### The exercise:
Scan the data beneath this task and copy each line that includes "sculpt".

────────────────────────────────────────

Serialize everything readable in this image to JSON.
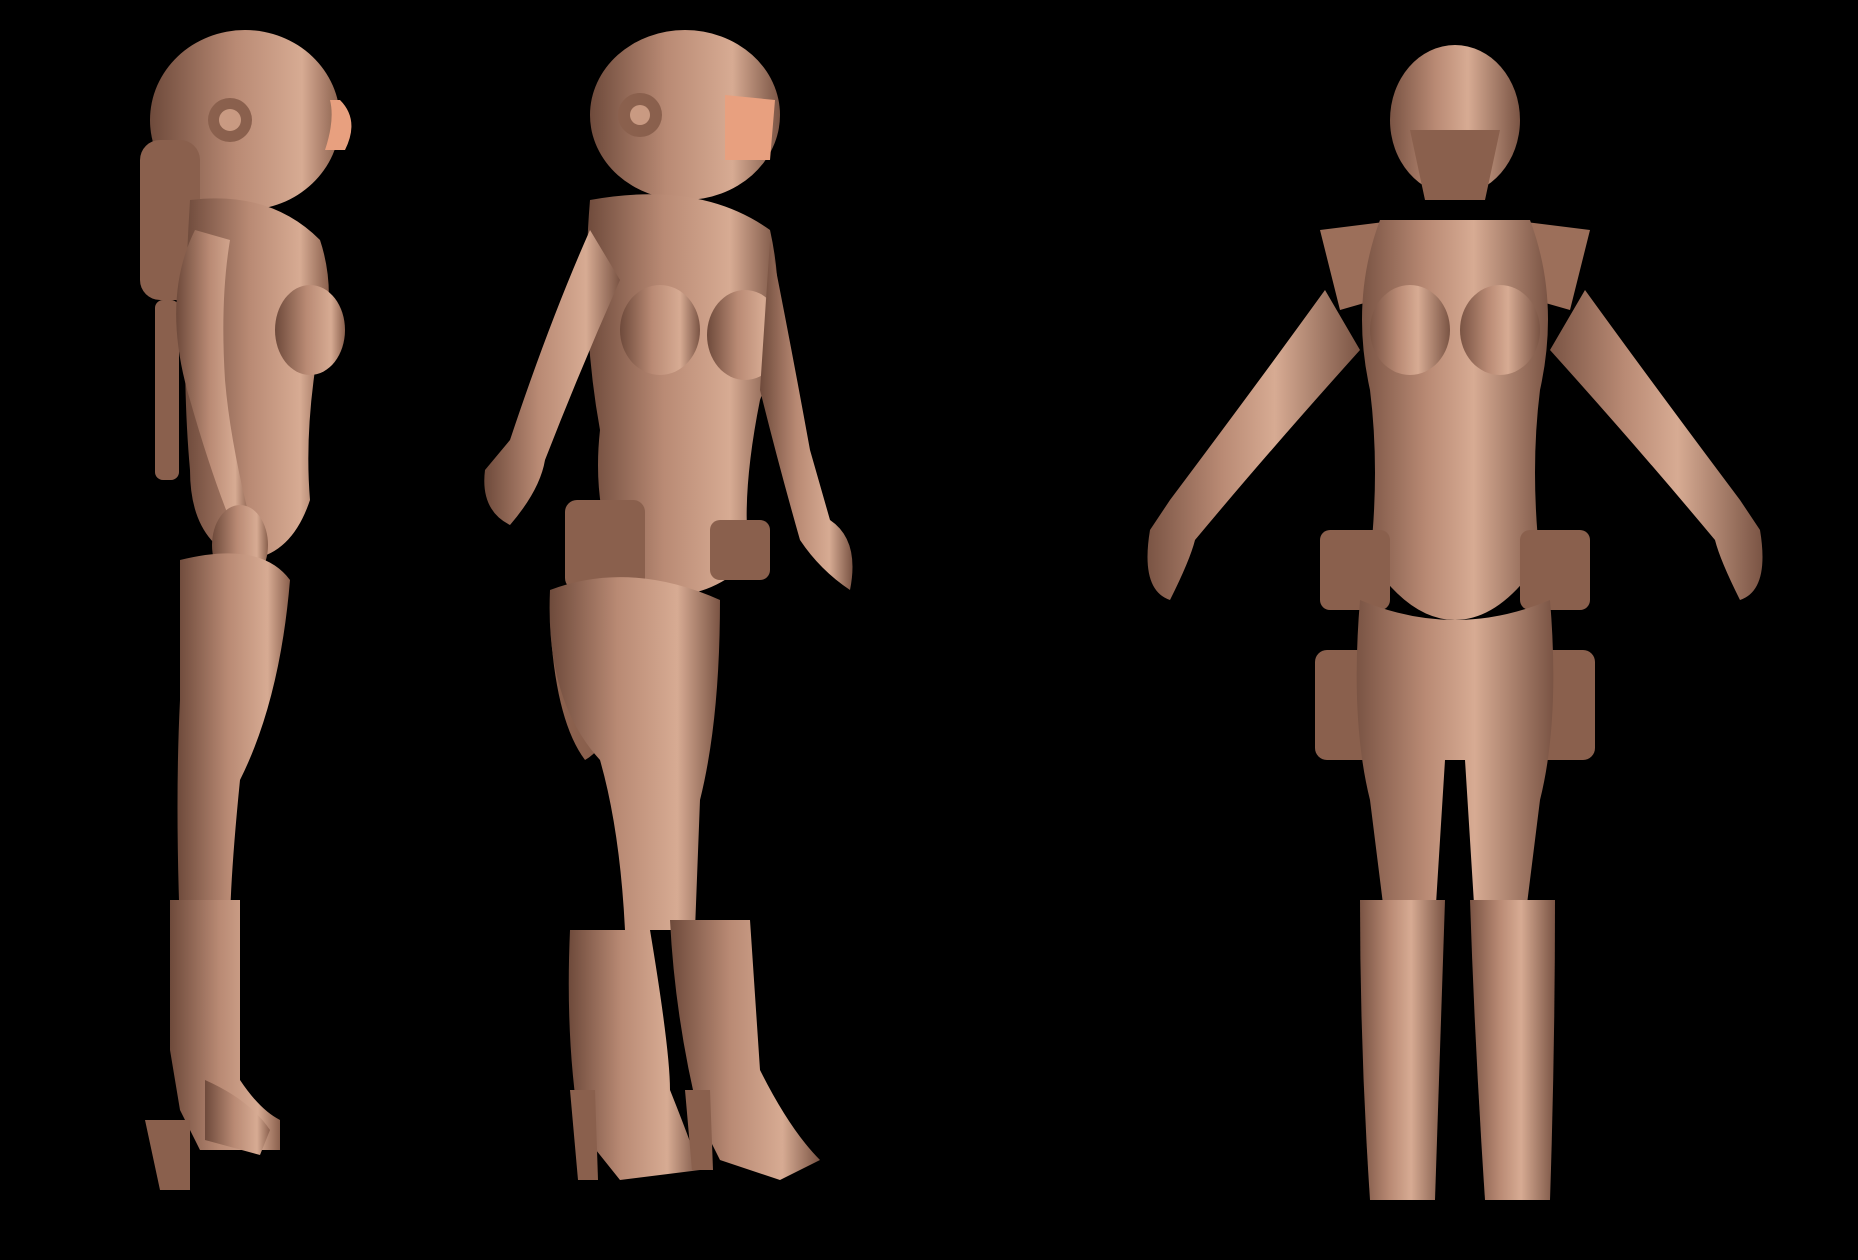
{
  "scene": {
    "background_color": "#000000",
    "clay_color": "#b98a74",
    "clay_shadow": "#6e4a3b",
    "clay_highlight": "#d7ab93",
    "visor_color": "#e8a07f"
  },
  "figures": [
    {
      "view": "side",
      "icon": "side-view-sculpt"
    },
    {
      "view": "three-quarter",
      "icon": "three-quarter-view-sculpt"
    },
    {
      "view": "front",
      "icon": "front-view-sculpt"
    }
  ]
}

────────────────────────────────────────

### Output of the exercise:
      "icon": "side-view-sculpt"
      "icon": "three-quarter-view-sculpt"
      "icon": "front-view-sculpt"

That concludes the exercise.